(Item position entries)

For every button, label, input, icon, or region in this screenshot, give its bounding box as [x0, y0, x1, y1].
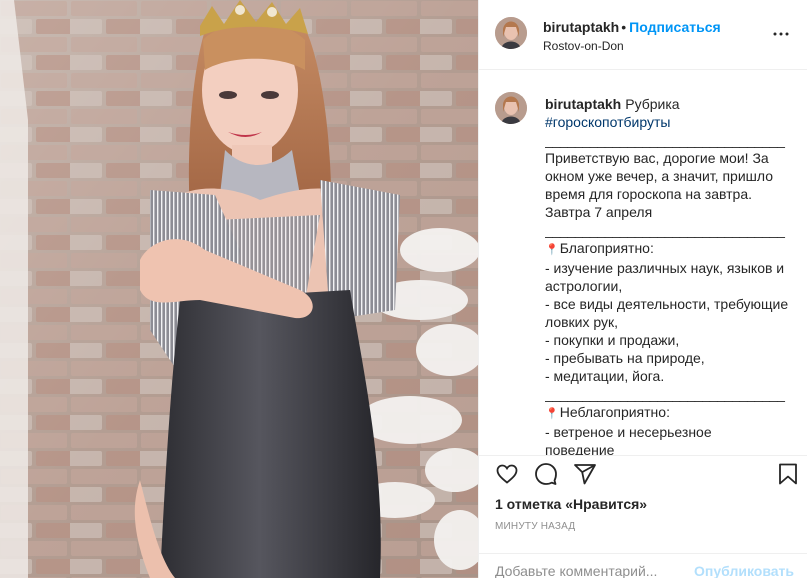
- follow-button[interactable]: Подписаться: [629, 19, 721, 35]
- divider-line: ________________________________: [545, 222, 785, 238]
- share-icon[interactable]: [573, 462, 597, 486]
- caption-username[interactable]: birutaptakh: [545, 96, 621, 112]
- caption-avatar[interactable]: [495, 92, 527, 124]
- unfavorable-title: Неблагоприятно:: [559, 404, 670, 420]
- favorable-line: астрологии,: [545, 278, 623, 294]
- greeting-line-3: время для гороскопа на завтра.: [545, 186, 753, 202]
- unfavorable-line: поведение: [545, 442, 615, 455]
- favorable-title: Благоприятно:: [559, 240, 654, 256]
- comments-area[interactable]: birutaptakh Рубрика #гороскопотбируты ___…: [479, 71, 807, 455]
- unfavorable-line: - ветреное и несерьезное: [545, 424, 712, 440]
- likes-count[interactable]: 1 отметка «Нравится»: [495, 496, 647, 512]
- favorable-line: ловких рук,: [545, 314, 619, 330]
- post-header: birutaptakh • Подписаться Rostov-on-Don: [479, 0, 807, 70]
- hashtag-link[interactable]: #гороскопотбируты: [545, 113, 793, 131]
- comment-input[interactable]: [495, 563, 715, 578]
- favorable-line: - пребывать на природе,: [545, 350, 705, 366]
- favorable-line: - медитации, йога.: [545, 368, 665, 384]
- post-photo[interactable]: [0, 0, 478, 578]
- bookmark-icon[interactable]: [776, 462, 800, 486]
- post-timestamp[interactable]: МИНУТУ НАЗАД: [495, 521, 575, 532]
- favorable-line: - изучение различных наук, языков и: [545, 260, 785, 276]
- post-actions: 1 отметка «Нравится» МИНУТУ НАЗАД Опубли…: [479, 455, 807, 578]
- comment-form: Опубликовать: [479, 553, 807, 578]
- post-side-panel: birutaptakh • Подписаться Rostov-on-Don bi…: [478, 0, 807, 578]
- location-link[interactable]: Rostov-on-Don: [543, 39, 721, 53]
- greeting-line-1: Приветствую вас, дорогие мои! За: [545, 150, 769, 166]
- greeting-line-4: Завтра 7 апреля: [545, 204, 653, 220]
- favorable-line: - покупки и продажи,: [545, 332, 680, 348]
- avatar[interactable]: [495, 17, 527, 49]
- favorable-line: - все виды деятельности, требующие: [545, 296, 789, 312]
- heart-icon[interactable]: [495, 462, 519, 486]
- divider-line: ________________________________: [545, 386, 785, 402]
- pushpin-icon: 📍: [545, 244, 559, 256]
- comment-icon[interactable]: [534, 462, 558, 486]
- pushpin-icon: 📍: [545, 408, 559, 420]
- caption-lead: Рубрика: [625, 96, 680, 112]
- publish-button[interactable]: Опубликовать: [694, 563, 794, 578]
- greeting-line-2: окном уже вечер, а значит, пришло: [545, 168, 773, 184]
- separator-dot: •: [621, 19, 627, 35]
- username-link[interactable]: birutaptakh: [543, 19, 619, 35]
- divider-line: ________________________________: [545, 132, 785, 148]
- post-caption: birutaptakh Рубрика #гороскопотбируты ___…: [545, 95, 793, 455]
- photo-image: [0, 0, 478, 578]
- more-options-icon[interactable]: [769, 22, 793, 46]
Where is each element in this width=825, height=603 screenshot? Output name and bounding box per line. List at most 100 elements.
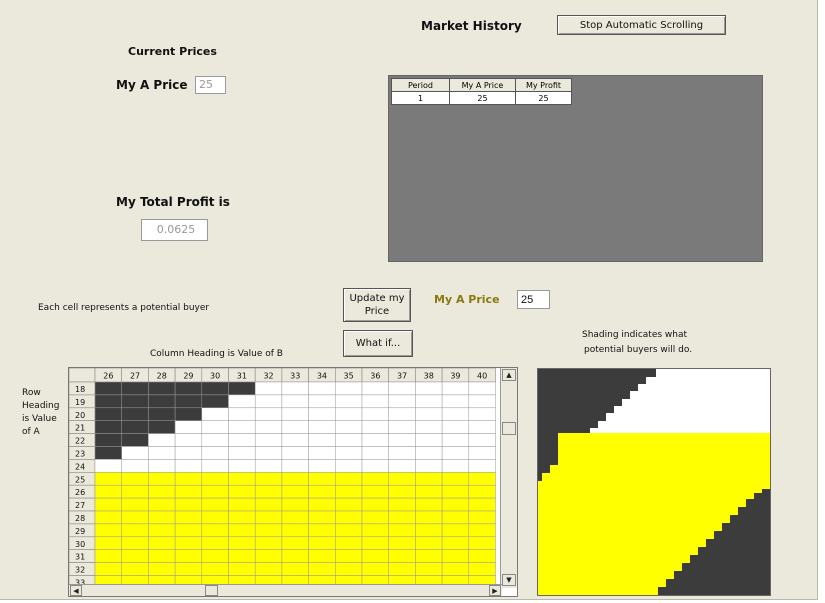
grid-cell[interactable]: [254, 407, 283, 421]
scroll-down-arrow-icon[interactable]: ▼: [502, 574, 516, 586]
grid-cell[interactable]: [254, 484, 283, 499]
grid-cell[interactable]: [308, 536, 336, 550]
grid-cell[interactable]: [254, 472, 283, 486]
stop-scrolling-button[interactable]: Stop Automatic Scrolling: [557, 15, 726, 35]
grid-cell[interactable]: [174, 562, 203, 576]
grid-cell[interactable]: [361, 484, 389, 499]
grid-cell[interactable]: [335, 549, 363, 563]
grid-cell[interactable]: [94, 484, 122, 499]
grid-cell[interactable]: [174, 394, 203, 409]
grid-cell[interactable]: [335, 510, 363, 525]
grid-cell[interactable]: [281, 510, 309, 525]
grid-cell[interactable]: [228, 407, 256, 421]
grid-cell[interactable]: [94, 536, 122, 550]
grid-cell[interactable]: [415, 484, 443, 499]
grid-cell[interactable]: [254, 497, 283, 512]
grid-cell[interactable]: [148, 562, 176, 576]
grid-cell[interactable]: [201, 459, 229, 473]
grid-cell[interactable]: [388, 446, 416, 460]
grid-cell[interactable]: [254, 536, 283, 550]
grid-cell[interactable]: [361, 433, 389, 447]
grid-cell[interactable]: [121, 381, 149, 396]
grid-cell[interactable]: [228, 523, 256, 538]
grid-cell[interactable]: [361, 381, 389, 396]
grid-cell[interactable]: [468, 459, 496, 473]
grid-cell[interactable]: [335, 381, 363, 396]
grid-cell[interactable]: [415, 536, 443, 550]
grid-cell[interactable]: [254, 446, 283, 460]
grid-cell[interactable]: [121, 446, 149, 460]
grid-cell[interactable]: [174, 497, 203, 512]
grid-cell[interactable]: [254, 549, 283, 563]
grid-cell[interactable]: [308, 497, 336, 512]
grid-cell[interactable]: [308, 433, 336, 447]
grid-cell[interactable]: [361, 420, 389, 434]
grid-cell[interactable]: [174, 523, 203, 538]
scroll-right-arrow-icon[interactable]: ▶: [489, 585, 501, 596]
grid-cell[interactable]: [121, 472, 149, 486]
grid-cell[interactable]: [468, 549, 496, 563]
grid-cell[interactable]: [281, 497, 309, 512]
grid-cell[interactable]: [415, 407, 443, 421]
grid-cell[interactable]: [174, 484, 203, 499]
grid-cell[interactable]: [228, 549, 256, 563]
grid-cell[interactable]: [415, 381, 443, 396]
grid-cell[interactable]: [335, 459, 363, 473]
grid-cell[interactable]: [148, 394, 176, 409]
grid-cell[interactable]: [335, 446, 363, 460]
grid-cell[interactable]: [415, 433, 443, 447]
grid-cell[interactable]: [148, 459, 176, 473]
grid-cell[interactable]: [121, 549, 149, 563]
grid-cell[interactable]: [254, 459, 283, 473]
grid-cell[interactable]: [281, 420, 309, 434]
grid-cell[interactable]: [148, 420, 176, 434]
grid-cell[interactable]: [94, 381, 122, 396]
grid-cell[interactable]: [174, 433, 203, 447]
grid-cell[interactable]: [388, 562, 416, 576]
grid-cell[interactable]: [468, 472, 496, 486]
update-price-button[interactable]: Update my Price: [343, 288, 411, 322]
grid-cell[interactable]: [441, 536, 470, 550]
grid-cell[interactable]: [228, 510, 256, 525]
grid-cell[interactable]: [468, 407, 496, 421]
grid-cell[interactable]: [228, 562, 256, 576]
grid-cell[interactable]: [94, 497, 122, 512]
grid-cell[interactable]: [388, 433, 416, 447]
grid-cell[interactable]: [361, 459, 389, 473]
grid-cell[interactable]: [361, 536, 389, 550]
grid-cell[interactable]: [121, 497, 149, 512]
grid-cell[interactable]: [148, 523, 176, 538]
grid-cell[interactable]: [335, 472, 363, 486]
grid-cell[interactable]: [415, 472, 443, 486]
grid-cell[interactable]: [148, 446, 176, 460]
grid-cell[interactable]: [308, 549, 336, 563]
grid-cell[interactable]: [281, 549, 309, 563]
grid-cell[interactable]: [201, 562, 229, 576]
grid-cell[interactable]: [441, 459, 470, 473]
grid-cell[interactable]: [174, 536, 203, 550]
grid-cell[interactable]: [201, 381, 229, 396]
grid-cell[interactable]: [308, 459, 336, 473]
grid-cell[interactable]: [308, 420, 336, 434]
grid-cell[interactable]: [201, 497, 229, 512]
grid-cell[interactable]: [441, 523, 470, 538]
grid-cell[interactable]: [308, 446, 336, 460]
grid-cell[interactable]: [228, 536, 256, 550]
grid-cell[interactable]: [361, 562, 389, 576]
grid-cell[interactable]: [94, 510, 122, 525]
grid-cell[interactable]: [441, 381, 470, 396]
grid-cell[interactable]: [174, 549, 203, 563]
grid-cell[interactable]: [308, 523, 336, 538]
grid-cell[interactable]: [94, 407, 122, 421]
grid-cell[interactable]: [148, 472, 176, 486]
grid-cell[interactable]: [361, 446, 389, 460]
grid-cell[interactable]: [121, 562, 149, 576]
grid-cell[interactable]: [468, 497, 496, 512]
grid-cell[interactable]: [281, 381, 309, 396]
grid-cell[interactable]: [121, 459, 149, 473]
grid-cell[interactable]: [228, 433, 256, 447]
grid-cell[interactable]: [468, 536, 496, 550]
grid-cell[interactable]: [201, 484, 229, 499]
grid-cell[interactable]: [468, 562, 496, 576]
grid-cell[interactable]: [201, 420, 229, 434]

PROMPT >>
Copy verbatim every line of the records above, starting at the line that contains "grid-cell[interactable]: [254, 407, 283, 421]" and continuing down through the line that contains "grid-cell[interactable]: [361, 484, 389, 499]", with both of those lines included.

REPLY >>
grid-cell[interactable]: [254, 407, 283, 421]
scroll-down-arrow-icon[interactable]: ▼: [502, 574, 516, 586]
grid-cell[interactable]: [254, 484, 283, 499]
grid-cell[interactable]: [308, 536, 336, 550]
grid-cell[interactable]: [254, 472, 283, 486]
stop-scrolling-button[interactable]: Stop Automatic Scrolling: [557, 15, 726, 35]
grid-cell[interactable]: [174, 562, 203, 576]
grid-cell[interactable]: [361, 484, 389, 499]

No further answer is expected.